TASK TO COMPLETE —
Set out every line bearing the string "this".

-- begin LISTING --

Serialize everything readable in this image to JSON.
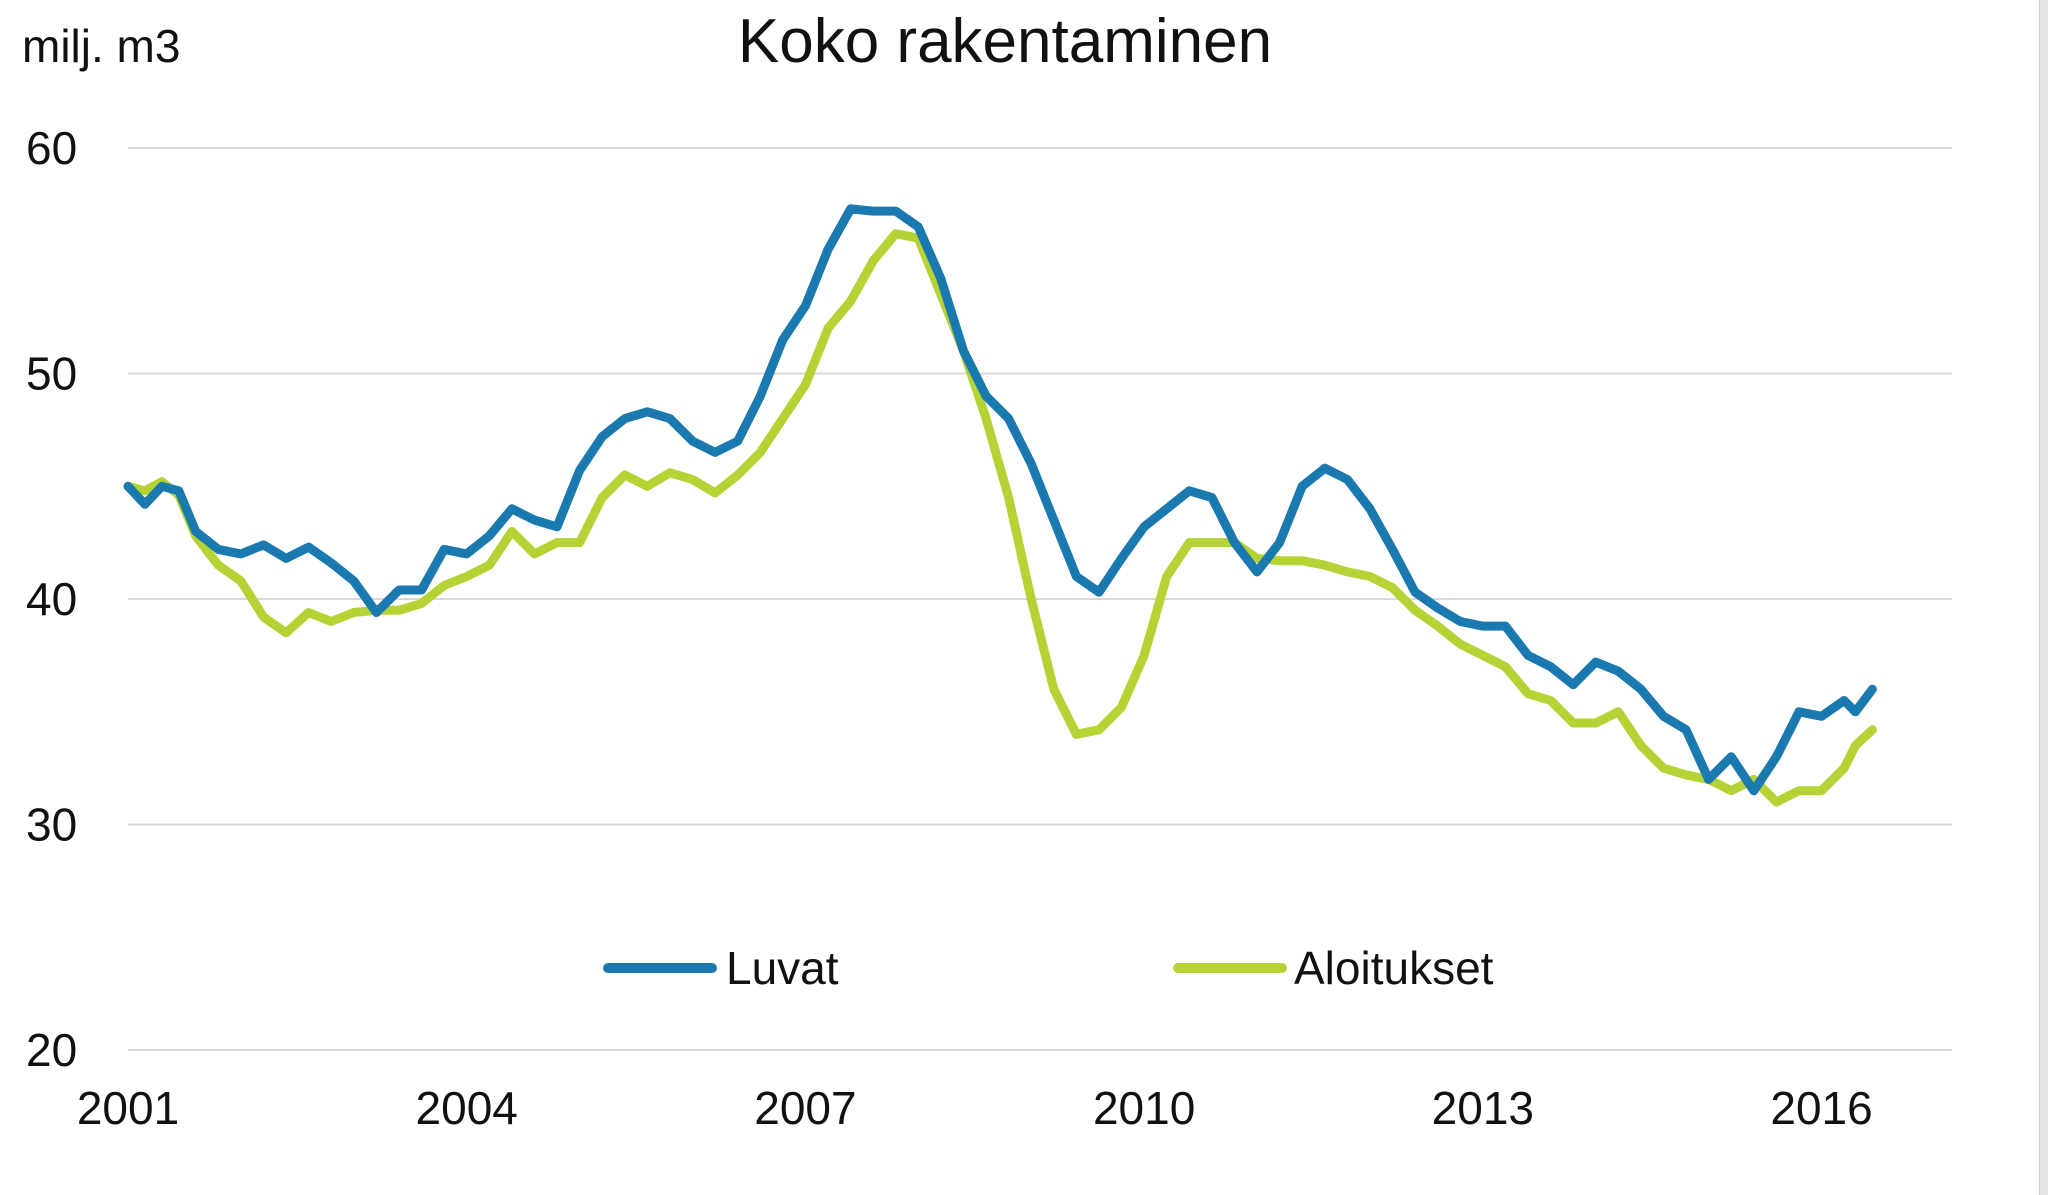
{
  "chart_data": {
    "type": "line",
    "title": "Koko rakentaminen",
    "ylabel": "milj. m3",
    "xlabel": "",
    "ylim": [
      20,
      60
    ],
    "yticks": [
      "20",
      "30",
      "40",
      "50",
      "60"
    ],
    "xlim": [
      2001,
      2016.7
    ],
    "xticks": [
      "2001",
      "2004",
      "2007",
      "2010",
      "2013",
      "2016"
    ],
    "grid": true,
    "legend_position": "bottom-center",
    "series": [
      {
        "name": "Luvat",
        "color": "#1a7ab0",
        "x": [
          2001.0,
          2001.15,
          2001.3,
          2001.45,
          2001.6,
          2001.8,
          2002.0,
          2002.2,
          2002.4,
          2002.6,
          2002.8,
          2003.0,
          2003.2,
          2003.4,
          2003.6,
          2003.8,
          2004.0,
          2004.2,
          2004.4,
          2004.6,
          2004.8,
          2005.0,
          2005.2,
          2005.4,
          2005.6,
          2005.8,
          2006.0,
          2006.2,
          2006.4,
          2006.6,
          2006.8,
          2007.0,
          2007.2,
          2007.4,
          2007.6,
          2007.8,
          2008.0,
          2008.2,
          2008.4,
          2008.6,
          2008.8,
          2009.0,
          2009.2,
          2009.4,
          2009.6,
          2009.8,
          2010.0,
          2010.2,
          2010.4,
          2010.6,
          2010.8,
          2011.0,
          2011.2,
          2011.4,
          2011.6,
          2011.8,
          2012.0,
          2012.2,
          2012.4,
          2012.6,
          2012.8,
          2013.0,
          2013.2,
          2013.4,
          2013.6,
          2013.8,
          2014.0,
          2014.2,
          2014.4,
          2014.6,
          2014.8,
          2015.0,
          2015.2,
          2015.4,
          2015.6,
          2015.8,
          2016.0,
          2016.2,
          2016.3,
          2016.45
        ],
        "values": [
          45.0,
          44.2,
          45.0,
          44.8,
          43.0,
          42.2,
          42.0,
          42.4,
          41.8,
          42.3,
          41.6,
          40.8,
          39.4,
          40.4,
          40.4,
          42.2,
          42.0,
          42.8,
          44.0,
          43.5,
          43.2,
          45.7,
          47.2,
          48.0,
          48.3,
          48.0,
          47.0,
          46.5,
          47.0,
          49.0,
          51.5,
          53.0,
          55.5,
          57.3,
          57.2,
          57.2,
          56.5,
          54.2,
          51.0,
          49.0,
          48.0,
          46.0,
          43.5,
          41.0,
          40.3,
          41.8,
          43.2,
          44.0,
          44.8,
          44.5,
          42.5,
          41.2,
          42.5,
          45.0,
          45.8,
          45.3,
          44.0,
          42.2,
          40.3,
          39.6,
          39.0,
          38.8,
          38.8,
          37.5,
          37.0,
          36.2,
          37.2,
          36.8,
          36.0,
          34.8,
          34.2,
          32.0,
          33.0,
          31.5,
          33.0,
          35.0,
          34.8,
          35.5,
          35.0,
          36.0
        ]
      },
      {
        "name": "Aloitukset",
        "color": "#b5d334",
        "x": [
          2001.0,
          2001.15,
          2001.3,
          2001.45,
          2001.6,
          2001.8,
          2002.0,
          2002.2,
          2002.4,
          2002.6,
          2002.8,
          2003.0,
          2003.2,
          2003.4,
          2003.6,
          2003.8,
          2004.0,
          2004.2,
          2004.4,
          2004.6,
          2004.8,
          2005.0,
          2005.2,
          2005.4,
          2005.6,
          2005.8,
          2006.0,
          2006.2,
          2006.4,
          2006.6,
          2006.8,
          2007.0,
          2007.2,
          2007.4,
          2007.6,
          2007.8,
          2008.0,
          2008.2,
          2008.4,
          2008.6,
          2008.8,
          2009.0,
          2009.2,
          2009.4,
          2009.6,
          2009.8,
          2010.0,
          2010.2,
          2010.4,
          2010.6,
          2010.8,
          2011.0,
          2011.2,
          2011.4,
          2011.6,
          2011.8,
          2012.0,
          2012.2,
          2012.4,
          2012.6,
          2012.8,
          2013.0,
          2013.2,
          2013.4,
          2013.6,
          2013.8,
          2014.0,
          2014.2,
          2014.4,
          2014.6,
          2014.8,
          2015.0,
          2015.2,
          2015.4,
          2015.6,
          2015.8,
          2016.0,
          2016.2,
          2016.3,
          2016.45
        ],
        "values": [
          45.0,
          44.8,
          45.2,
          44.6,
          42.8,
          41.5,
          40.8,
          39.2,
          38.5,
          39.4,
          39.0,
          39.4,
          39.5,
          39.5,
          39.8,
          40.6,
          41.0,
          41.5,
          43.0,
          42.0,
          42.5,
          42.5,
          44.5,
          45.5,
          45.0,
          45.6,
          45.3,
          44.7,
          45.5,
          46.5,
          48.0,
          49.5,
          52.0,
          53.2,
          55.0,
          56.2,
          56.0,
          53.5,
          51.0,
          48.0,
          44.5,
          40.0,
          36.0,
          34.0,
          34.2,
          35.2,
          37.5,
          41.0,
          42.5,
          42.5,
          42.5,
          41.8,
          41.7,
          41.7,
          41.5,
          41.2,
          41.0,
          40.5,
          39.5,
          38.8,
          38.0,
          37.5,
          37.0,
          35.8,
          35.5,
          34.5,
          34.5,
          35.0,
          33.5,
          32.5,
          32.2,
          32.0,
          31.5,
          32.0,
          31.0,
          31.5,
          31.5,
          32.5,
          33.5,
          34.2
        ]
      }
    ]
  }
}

-- end LISTING --
-- begin LISTING --

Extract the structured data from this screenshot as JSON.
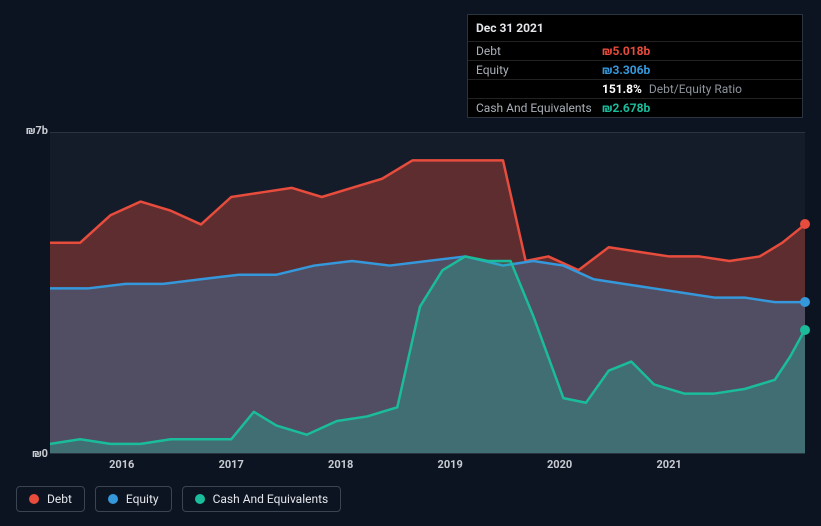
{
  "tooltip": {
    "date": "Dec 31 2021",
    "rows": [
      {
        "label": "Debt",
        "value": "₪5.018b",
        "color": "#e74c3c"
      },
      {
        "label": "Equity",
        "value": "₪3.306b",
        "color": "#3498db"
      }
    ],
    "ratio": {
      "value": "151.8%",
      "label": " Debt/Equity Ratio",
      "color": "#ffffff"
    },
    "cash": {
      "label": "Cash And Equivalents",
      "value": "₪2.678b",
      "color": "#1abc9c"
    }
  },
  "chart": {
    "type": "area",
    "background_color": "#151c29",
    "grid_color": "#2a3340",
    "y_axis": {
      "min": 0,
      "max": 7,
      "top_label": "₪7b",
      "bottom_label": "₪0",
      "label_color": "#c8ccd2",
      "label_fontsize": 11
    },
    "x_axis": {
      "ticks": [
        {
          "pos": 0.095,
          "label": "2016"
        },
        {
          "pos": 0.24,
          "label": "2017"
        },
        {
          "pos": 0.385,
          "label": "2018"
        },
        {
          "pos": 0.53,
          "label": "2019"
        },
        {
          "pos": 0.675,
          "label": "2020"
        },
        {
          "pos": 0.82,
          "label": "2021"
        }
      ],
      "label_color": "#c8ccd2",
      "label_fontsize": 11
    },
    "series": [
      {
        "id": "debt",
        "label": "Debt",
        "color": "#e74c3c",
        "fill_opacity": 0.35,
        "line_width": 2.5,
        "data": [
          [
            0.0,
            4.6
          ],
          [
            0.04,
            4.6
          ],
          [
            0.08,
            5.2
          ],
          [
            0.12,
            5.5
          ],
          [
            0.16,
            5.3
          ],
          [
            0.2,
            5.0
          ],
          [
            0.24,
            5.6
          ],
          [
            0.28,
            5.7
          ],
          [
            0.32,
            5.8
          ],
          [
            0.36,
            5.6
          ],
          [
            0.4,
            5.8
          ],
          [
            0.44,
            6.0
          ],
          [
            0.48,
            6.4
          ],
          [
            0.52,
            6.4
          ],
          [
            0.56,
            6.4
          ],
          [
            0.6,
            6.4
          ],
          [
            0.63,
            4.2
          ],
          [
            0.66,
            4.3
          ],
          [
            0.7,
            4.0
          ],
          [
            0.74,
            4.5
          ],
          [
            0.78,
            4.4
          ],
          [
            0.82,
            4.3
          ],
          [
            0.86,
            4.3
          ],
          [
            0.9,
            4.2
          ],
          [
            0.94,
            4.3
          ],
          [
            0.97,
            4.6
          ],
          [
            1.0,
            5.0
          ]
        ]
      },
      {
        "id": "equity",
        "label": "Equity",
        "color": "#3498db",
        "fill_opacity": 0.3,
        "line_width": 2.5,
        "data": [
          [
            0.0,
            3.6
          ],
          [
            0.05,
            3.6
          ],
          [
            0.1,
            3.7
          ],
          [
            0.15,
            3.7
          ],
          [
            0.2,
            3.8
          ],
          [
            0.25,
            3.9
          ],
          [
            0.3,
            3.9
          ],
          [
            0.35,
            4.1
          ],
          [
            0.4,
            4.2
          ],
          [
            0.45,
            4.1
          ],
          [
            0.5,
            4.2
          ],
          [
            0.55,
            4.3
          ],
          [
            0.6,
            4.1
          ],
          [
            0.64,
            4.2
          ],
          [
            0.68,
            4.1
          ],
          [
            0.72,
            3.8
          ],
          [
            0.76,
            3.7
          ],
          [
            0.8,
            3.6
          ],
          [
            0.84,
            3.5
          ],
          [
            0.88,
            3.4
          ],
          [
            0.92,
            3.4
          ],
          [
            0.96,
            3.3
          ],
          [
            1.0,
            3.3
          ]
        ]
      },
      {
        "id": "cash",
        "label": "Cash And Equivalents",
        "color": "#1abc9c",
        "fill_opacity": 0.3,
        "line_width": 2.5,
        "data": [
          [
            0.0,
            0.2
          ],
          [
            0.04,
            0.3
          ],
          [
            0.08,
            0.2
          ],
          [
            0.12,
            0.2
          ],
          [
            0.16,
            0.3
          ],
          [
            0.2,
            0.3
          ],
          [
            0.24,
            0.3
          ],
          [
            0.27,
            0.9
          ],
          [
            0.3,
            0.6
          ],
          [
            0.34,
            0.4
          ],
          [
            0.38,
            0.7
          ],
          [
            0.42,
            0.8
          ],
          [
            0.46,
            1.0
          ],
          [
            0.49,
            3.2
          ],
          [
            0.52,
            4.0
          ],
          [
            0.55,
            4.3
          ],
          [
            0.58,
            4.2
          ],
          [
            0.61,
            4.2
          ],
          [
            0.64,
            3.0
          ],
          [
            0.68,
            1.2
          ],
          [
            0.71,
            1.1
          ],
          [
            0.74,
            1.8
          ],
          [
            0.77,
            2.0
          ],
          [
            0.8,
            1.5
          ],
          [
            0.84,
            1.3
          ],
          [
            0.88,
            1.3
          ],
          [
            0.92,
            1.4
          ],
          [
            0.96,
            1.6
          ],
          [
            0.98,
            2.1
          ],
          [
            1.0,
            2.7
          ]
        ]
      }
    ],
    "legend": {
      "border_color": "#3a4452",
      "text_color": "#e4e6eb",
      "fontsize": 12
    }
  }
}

-- end LISTING --

RESULT BELOW —
Serialize everything readable in this image to JSON.
Extract the structured data from this screenshot as JSON.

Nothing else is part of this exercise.